=== Task goal ===
Copy every line of the data that contains the string "name".

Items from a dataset
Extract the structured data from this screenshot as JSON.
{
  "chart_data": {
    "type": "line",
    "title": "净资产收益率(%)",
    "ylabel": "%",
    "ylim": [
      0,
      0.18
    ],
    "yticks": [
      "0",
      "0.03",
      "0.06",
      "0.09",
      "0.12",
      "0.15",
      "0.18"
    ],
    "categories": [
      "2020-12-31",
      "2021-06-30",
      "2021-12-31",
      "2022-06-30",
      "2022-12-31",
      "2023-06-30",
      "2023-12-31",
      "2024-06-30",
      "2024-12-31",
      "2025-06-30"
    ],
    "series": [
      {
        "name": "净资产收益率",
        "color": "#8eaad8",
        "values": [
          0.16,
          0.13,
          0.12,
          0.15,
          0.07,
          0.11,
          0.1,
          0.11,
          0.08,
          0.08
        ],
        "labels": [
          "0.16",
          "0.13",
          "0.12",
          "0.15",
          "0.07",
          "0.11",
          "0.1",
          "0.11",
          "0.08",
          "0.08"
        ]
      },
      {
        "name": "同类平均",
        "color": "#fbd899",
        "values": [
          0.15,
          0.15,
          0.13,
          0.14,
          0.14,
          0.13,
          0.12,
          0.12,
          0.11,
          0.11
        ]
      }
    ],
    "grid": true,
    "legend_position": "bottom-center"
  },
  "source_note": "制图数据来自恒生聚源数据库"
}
* * *
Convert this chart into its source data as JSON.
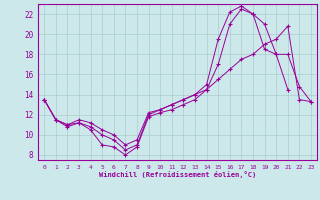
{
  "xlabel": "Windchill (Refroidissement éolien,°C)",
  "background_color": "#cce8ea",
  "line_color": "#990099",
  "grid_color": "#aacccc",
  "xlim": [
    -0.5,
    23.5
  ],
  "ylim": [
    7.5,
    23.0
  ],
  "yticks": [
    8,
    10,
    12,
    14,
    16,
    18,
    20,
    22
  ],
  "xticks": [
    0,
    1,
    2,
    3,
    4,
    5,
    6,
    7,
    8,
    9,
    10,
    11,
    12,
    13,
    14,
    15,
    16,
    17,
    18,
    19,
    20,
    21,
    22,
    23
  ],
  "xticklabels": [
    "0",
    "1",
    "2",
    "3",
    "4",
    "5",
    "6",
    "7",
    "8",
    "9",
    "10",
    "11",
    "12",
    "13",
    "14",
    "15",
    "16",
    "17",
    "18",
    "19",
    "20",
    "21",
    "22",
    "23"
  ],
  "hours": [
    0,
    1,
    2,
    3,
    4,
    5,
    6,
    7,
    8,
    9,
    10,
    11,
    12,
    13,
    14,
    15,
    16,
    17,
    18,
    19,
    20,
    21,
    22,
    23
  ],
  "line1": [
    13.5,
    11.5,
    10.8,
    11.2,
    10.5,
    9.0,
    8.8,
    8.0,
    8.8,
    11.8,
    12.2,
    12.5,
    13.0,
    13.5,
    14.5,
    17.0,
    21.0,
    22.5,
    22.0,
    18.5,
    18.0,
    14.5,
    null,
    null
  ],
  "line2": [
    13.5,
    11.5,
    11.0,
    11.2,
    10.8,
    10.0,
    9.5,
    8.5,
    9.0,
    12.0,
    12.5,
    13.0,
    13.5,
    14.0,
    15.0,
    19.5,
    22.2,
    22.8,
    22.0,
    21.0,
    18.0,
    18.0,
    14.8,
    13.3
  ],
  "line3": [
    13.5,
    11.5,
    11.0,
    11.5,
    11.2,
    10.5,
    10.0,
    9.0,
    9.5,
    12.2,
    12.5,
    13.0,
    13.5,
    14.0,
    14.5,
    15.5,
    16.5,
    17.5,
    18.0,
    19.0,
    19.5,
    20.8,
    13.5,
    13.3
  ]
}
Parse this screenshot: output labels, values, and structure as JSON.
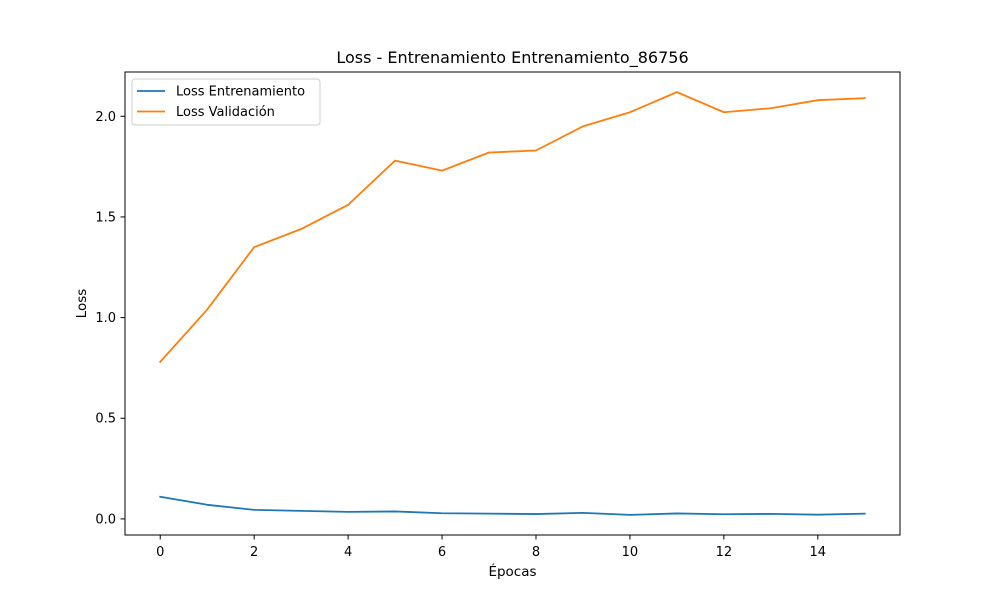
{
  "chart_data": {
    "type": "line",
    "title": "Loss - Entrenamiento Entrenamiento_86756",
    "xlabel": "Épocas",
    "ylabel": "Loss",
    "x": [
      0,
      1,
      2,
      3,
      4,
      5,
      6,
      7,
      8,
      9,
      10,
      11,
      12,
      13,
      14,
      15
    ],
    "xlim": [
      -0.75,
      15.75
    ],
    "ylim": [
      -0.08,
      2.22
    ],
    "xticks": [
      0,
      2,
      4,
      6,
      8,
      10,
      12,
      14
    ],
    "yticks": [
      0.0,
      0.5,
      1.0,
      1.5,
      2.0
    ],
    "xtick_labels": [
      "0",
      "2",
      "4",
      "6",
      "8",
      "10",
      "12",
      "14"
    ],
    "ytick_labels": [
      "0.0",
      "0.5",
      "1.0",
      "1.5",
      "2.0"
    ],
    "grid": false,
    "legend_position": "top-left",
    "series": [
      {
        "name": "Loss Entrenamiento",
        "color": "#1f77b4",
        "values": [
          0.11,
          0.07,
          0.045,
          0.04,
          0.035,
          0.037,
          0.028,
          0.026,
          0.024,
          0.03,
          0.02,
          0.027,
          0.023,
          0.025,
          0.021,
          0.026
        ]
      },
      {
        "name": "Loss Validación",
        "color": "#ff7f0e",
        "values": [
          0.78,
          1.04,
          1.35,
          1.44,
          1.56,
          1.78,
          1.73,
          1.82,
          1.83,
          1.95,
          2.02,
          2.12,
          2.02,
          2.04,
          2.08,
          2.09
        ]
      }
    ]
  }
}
...
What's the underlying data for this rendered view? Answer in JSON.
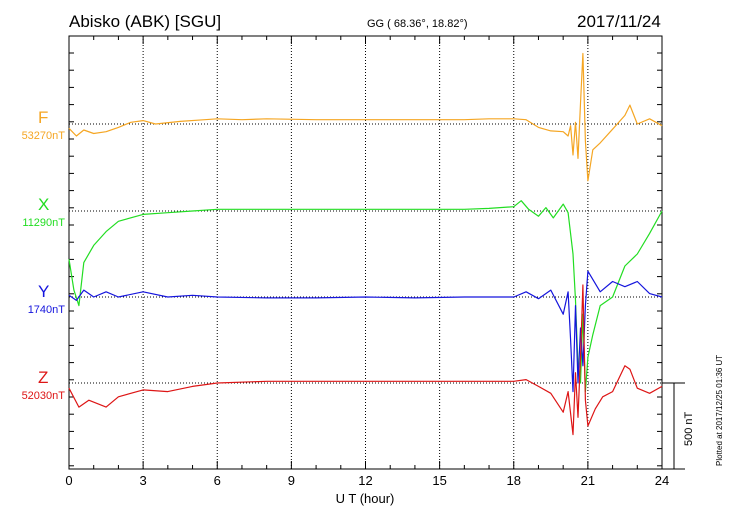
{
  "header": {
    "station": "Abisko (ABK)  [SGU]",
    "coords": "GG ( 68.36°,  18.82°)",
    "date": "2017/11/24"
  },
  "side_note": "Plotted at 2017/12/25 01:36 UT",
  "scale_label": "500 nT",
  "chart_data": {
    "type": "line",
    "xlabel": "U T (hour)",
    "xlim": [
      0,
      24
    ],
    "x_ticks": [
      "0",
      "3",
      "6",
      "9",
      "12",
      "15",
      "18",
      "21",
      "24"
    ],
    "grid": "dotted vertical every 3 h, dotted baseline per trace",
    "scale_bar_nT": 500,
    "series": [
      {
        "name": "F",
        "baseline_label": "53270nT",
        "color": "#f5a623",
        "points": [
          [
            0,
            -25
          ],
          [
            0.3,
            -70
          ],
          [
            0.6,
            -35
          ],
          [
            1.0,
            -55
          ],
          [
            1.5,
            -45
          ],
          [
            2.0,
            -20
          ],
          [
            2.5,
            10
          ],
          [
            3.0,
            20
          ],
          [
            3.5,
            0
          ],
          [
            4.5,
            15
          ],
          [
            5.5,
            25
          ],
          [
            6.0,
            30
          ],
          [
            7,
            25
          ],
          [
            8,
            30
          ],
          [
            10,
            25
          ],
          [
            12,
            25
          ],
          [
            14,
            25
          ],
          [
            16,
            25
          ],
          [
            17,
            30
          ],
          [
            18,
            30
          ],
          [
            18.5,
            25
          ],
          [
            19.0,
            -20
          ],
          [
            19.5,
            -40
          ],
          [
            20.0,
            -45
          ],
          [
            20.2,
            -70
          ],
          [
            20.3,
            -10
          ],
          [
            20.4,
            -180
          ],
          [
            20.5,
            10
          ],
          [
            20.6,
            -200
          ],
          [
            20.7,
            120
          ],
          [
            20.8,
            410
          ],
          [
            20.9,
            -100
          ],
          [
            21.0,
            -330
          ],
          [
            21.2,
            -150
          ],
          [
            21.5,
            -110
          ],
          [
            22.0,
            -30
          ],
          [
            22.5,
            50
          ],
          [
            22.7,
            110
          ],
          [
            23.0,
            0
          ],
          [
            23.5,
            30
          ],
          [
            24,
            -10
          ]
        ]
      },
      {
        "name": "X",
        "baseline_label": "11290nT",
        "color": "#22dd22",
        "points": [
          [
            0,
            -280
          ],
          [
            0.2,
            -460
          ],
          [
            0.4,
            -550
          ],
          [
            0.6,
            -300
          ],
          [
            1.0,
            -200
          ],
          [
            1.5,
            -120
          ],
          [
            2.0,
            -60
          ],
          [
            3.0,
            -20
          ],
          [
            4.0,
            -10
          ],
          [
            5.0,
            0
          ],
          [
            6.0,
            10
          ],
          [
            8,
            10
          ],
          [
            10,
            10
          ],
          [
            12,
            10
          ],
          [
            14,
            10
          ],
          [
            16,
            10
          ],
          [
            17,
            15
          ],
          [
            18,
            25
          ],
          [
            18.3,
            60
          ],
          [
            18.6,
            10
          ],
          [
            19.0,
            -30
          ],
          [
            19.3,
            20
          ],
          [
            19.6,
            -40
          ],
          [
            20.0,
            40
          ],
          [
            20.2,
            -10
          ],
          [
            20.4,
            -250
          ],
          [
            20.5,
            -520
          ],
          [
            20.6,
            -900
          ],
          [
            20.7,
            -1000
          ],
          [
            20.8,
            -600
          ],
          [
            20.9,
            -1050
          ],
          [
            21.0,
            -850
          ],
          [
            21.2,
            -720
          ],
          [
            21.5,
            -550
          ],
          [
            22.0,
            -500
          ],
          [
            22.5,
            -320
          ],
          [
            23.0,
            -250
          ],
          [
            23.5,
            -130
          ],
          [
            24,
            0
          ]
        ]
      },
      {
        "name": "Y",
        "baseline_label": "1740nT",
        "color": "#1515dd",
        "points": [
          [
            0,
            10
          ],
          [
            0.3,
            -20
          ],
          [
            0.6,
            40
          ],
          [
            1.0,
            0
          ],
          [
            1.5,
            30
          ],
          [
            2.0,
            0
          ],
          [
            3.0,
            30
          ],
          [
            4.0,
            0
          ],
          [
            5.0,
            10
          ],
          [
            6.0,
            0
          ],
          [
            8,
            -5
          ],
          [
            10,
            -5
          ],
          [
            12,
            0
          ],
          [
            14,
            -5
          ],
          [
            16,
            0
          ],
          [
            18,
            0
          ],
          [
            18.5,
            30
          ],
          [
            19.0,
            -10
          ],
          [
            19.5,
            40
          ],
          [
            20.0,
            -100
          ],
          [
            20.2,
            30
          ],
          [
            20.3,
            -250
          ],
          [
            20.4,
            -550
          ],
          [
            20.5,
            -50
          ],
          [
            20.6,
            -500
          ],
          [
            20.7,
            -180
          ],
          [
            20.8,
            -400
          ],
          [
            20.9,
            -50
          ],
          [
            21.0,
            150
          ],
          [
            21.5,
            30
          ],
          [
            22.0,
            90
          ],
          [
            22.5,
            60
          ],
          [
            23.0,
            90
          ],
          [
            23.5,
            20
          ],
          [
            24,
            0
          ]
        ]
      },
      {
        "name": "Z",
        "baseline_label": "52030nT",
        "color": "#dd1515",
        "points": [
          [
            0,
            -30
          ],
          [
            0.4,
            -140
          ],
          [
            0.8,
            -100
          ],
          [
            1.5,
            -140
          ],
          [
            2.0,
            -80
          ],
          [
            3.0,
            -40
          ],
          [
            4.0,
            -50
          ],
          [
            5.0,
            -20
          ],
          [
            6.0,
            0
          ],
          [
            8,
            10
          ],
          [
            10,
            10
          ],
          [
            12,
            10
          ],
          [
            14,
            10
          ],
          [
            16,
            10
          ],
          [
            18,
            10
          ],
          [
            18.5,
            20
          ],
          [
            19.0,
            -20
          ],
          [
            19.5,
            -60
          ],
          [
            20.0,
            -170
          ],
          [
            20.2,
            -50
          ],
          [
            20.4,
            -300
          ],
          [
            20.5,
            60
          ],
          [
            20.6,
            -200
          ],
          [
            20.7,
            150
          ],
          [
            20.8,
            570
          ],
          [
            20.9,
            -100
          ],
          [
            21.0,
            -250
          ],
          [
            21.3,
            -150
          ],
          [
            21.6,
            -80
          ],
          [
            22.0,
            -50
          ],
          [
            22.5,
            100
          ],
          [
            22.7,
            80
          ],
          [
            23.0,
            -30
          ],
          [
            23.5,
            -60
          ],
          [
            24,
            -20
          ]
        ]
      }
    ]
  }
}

=== Expected output ===
        "name": "净资产收益率",
        "name": "同类平均",
        "name": "Loss Entrenamiento",
        "name": "Loss Validación",
        "name": "F",
        "name": "X",
        "name": "Y",
        "name": "Z",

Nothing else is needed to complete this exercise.